§ TASK GOAL:
Will you give every entry again exactly as it stands?

§ AVAILABLE RECORDS:
★ ★ ★ ★
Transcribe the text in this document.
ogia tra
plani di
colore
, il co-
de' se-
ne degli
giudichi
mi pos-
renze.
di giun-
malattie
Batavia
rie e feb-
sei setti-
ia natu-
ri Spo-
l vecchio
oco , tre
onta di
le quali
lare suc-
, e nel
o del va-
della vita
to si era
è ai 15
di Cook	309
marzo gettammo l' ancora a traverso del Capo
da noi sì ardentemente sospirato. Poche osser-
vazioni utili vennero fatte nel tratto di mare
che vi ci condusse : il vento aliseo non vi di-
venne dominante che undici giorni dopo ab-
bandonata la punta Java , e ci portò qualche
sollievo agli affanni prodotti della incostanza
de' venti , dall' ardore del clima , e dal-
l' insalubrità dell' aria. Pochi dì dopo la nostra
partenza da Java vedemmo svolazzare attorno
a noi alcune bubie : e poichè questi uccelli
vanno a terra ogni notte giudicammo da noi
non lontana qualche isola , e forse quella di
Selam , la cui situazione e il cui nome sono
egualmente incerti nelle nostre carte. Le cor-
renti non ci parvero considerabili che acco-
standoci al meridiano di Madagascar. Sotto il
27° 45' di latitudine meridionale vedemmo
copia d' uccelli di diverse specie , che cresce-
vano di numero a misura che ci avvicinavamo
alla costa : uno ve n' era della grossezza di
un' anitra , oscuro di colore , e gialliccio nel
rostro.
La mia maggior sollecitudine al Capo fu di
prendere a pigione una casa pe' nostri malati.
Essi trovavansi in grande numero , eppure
★ ★ ★ ★
§ THE REPLY:
Transcribe the text in this document.
ogia tra
plani di
colore
, il co-
de' se-
ne degli
giudichi
mi pos-
renze.
di giun-
malattie
Batavia
rie e feb-
sei setti-
ia natu-
ri Spo-
l vecchio
oco , tre
onta di
le quali
lare suc-
, e nel
o del va-
della vita
to si era
è ai 15
di Cook	309
marzo gettammo l' ancora a traverso del Capo
da noi sì ardentemente sospirato. Poche osser-
vazioni utili vennero fatte nel tratto di mare
che vi ci condusse : il vento aliseo non vi di-
venne dominante che undici giorni dopo ab-
bandonata la punta Java , e ci portò qualche
sollievo agli affanni prodotti della incostanza
de' venti , dall' ardore del clima , e dal-
l' insalubrità dell' aria. Pochi dì dopo la nostra
partenza da Java vedemmo svolazzare attorno
a noi alcune bubie : e poichè questi uccelli
vanno a terra ogni notte giudicammo da noi
non lontana qualche isola , e forse quella di
Selam , la cui situazione e il cui nome sono
egualmente incerti nelle nostre carte. Le cor-
renti non ci parvero considerabili che acco-
standoci al meridiano di Madagascar. Sotto il
27° 45' di latitudine meridionale vedemmo
copia d' uccelli di diverse specie , che cresce-
vano di numero a misura che ci avvicinavamo
alla costa : uno ve n' era della grossezza di
un' anitra , oscuro di colore , e gialliccio nel
rostro.
La mia maggior sollecitudine al Capo fu di
prendere a pigione una casa pe' nostri malati.
Essi trovavansi in grande numero , eppure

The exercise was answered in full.